## BEGIN PROVIDED INFORMATION

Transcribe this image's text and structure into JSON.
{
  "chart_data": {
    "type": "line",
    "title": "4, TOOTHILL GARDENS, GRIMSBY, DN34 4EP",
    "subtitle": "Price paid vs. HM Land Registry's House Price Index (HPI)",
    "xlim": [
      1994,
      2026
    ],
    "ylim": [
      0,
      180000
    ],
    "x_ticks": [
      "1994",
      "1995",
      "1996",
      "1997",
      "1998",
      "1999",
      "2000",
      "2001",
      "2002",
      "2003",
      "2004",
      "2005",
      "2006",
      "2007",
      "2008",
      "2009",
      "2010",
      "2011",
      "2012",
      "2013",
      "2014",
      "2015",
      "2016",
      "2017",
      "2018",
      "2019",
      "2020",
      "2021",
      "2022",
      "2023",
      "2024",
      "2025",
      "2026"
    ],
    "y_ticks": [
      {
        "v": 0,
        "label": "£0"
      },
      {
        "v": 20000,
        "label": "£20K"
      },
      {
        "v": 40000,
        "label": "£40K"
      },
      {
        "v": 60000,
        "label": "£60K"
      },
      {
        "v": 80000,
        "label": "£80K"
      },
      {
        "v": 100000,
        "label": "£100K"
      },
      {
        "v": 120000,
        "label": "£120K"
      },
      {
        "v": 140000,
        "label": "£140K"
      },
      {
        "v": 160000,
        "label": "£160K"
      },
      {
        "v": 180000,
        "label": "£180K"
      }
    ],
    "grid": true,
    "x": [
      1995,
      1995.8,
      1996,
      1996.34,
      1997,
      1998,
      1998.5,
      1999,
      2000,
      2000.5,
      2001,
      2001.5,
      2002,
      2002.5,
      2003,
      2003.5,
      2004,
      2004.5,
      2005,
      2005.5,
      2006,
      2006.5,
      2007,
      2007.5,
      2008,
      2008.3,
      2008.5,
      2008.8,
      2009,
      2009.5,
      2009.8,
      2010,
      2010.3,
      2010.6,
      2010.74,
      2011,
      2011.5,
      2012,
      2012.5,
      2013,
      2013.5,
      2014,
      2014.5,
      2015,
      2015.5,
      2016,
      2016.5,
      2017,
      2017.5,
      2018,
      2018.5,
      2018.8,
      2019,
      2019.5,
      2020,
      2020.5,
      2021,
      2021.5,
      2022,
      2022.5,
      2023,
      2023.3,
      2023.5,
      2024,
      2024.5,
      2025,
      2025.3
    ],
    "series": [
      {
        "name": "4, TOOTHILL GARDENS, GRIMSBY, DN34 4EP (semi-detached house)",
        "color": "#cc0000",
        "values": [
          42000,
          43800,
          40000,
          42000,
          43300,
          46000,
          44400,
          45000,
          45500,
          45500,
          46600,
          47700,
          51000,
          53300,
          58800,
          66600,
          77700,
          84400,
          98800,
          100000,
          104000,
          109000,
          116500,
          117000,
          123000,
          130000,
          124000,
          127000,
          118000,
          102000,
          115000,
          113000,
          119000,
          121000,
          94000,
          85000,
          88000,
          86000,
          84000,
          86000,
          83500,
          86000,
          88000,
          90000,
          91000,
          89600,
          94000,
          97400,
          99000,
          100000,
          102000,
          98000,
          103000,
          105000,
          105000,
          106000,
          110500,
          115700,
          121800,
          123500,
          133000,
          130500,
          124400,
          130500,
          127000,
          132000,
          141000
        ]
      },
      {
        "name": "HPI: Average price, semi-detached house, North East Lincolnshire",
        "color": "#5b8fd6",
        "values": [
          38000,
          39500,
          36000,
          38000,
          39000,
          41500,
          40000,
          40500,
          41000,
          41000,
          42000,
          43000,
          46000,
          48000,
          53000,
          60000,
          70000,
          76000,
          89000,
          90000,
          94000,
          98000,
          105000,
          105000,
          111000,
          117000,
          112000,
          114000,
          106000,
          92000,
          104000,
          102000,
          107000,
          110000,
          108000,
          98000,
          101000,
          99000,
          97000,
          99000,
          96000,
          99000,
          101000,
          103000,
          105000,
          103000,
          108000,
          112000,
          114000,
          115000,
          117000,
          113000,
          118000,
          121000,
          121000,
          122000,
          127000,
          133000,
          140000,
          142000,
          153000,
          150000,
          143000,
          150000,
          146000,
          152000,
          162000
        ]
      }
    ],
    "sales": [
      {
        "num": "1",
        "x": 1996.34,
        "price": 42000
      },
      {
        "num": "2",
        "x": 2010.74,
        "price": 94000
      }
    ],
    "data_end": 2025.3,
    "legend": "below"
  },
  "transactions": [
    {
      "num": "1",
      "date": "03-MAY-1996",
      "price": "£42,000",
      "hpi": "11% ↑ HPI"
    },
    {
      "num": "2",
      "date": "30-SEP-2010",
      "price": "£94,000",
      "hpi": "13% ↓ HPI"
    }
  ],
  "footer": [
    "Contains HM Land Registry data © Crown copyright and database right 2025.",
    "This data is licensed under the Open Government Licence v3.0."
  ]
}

## END PROVIDED INFORMATION

**SHORT TASK**
Repeat the material in full, exactly as it stands.

**ANSWER TO THIS PROBLEM**
Transcribe this image's text and structure into JSON.
{
  "chart_data": {
    "type": "line",
    "title": "4, TOOTHILL GARDENS, GRIMSBY, DN34 4EP",
    "subtitle": "Price paid vs. HM Land Registry's House Price Index (HPI)",
    "xlim": [
      1994,
      2026
    ],
    "ylim": [
      0,
      180000
    ],
    "x_ticks": [
      "1994",
      "1995",
      "1996",
      "1997",
      "1998",
      "1999",
      "2000",
      "2001",
      "2002",
      "2003",
      "2004",
      "2005",
      "2006",
      "2007",
      "2008",
      "2009",
      "2010",
      "2011",
      "2012",
      "2013",
      "2014",
      "2015",
      "2016",
      "2017",
      "2018",
      "2019",
      "2020",
      "2021",
      "2022",
      "2023",
      "2024",
      "2025",
      "2026"
    ],
    "y_ticks": [
      {
        "v": 0,
        "label": "£0"
      },
      {
        "v": 20000,
        "label": "£20K"
      },
      {
        "v": 40000,
        "label": "£40K"
      },
      {
        "v": 60000,
        "label": "£60K"
      },
      {
        "v": 80000,
        "label": "£80K"
      },
      {
        "v": 100000,
        "label": "£100K"
      },
      {
        "v": 120000,
        "label": "£120K"
      },
      {
        "v": 140000,
        "label": "£140K"
      },
      {
        "v": 160000,
        "label": "£160K"
      },
      {
        "v": 180000,
        "label": "£180K"
      }
    ],
    "grid": true,
    "x": [
      1995,
      1995.8,
      1996,
      1996.34,
      1997,
      1998,
      1998.5,
      1999,
      2000,
      2000.5,
      2001,
      2001.5,
      2002,
      2002.5,
      2003,
      2003.5,
      2004,
      2004.5,
      2005,
      2005.5,
      2006,
      2006.5,
      2007,
      2007.5,
      2008,
      2008.3,
      2008.5,
      2008.8,
      2009,
      2009.5,
      2009.8,
      2010,
      2010.3,
      2010.6,
      2010.74,
      2011,
      2011.5,
      2012,
      2012.5,
      2013,
      2013.5,
      2014,
      2014.5,
      2015,
      2015.5,
      2016,
      2016.5,
      2017,
      2017.5,
      2018,
      2018.5,
      2018.8,
      2019,
      2019.5,
      2020,
      2020.5,
      2021,
      2021.5,
      2022,
      2022.5,
      2023,
      2023.3,
      2023.5,
      2024,
      2024.5,
      2025,
      2025.3
    ],
    "series": [
      {
        "name": "4, TOOTHILL GARDENS, GRIMSBY, DN34 4EP (semi-detached house)",
        "color": "#cc0000",
        "values": [
          42000,
          43800,
          40000,
          42000,
          43300,
          46000,
          44400,
          45000,
          45500,
          45500,
          46600,
          47700,
          51000,
          53300,
          58800,
          66600,
          77700,
          84400,
          98800,
          100000,
          104000,
          109000,
          116500,
          117000,
          123000,
          130000,
          124000,
          127000,
          118000,
          102000,
          115000,
          113000,
          119000,
          121000,
          94000,
          85000,
          88000,
          86000,
          84000,
          86000,
          83500,
          86000,
          88000,
          90000,
          91000,
          89600,
          94000,
          97400,
          99000,
          100000,
          102000,
          98000,
          103000,
          105000,
          105000,
          106000,
          110500,
          115700,
          121800,
          123500,
          133000,
          130500,
          124400,
          130500,
          127000,
          132000,
          141000
        ]
      },
      {
        "name": "HPI: Average price, semi-detached house, North East Lincolnshire",
        "color": "#5b8fd6",
        "values": [
          38000,
          39500,
          36000,
          38000,
          39000,
          41500,
          40000,
          40500,
          41000,
          41000,
          42000,
          43000,
          46000,
          48000,
          53000,
          60000,
          70000,
          76000,
          89000,
          90000,
          94000,
          98000,
          105000,
          105000,
          111000,
          117000,
          112000,
          114000,
          106000,
          92000,
          104000,
          102000,
          107000,
          110000,
          108000,
          98000,
          101000,
          99000,
          97000,
          99000,
          96000,
          99000,
          101000,
          103000,
          105000,
          103000,
          108000,
          112000,
          114000,
          115000,
          117000,
          113000,
          118000,
          121000,
          121000,
          122000,
          127000,
          133000,
          140000,
          142000,
          153000,
          150000,
          143000,
          150000,
          146000,
          152000,
          162000
        ]
      }
    ],
    "sales": [
      {
        "num": "1",
        "x": 1996.34,
        "price": 42000
      },
      {
        "num": "2",
        "x": 2010.74,
        "price": 94000
      }
    ],
    "data_end": 2025.3,
    "legend": "below"
  },
  "transactions": [
    {
      "num": "1",
      "date": "03-MAY-1996",
      "price": "£42,000",
      "hpi": "11% ↑ HPI"
    },
    {
      "num": "2",
      "date": "30-SEP-2010",
      "price": "£94,000",
      "hpi": "13% ↓ HPI"
    }
  ],
  "footer": [
    "Contains HM Land Registry data © Crown copyright and database right 2025.",
    "This data is licensed under the Open Government Licence v3.0."
  ]
}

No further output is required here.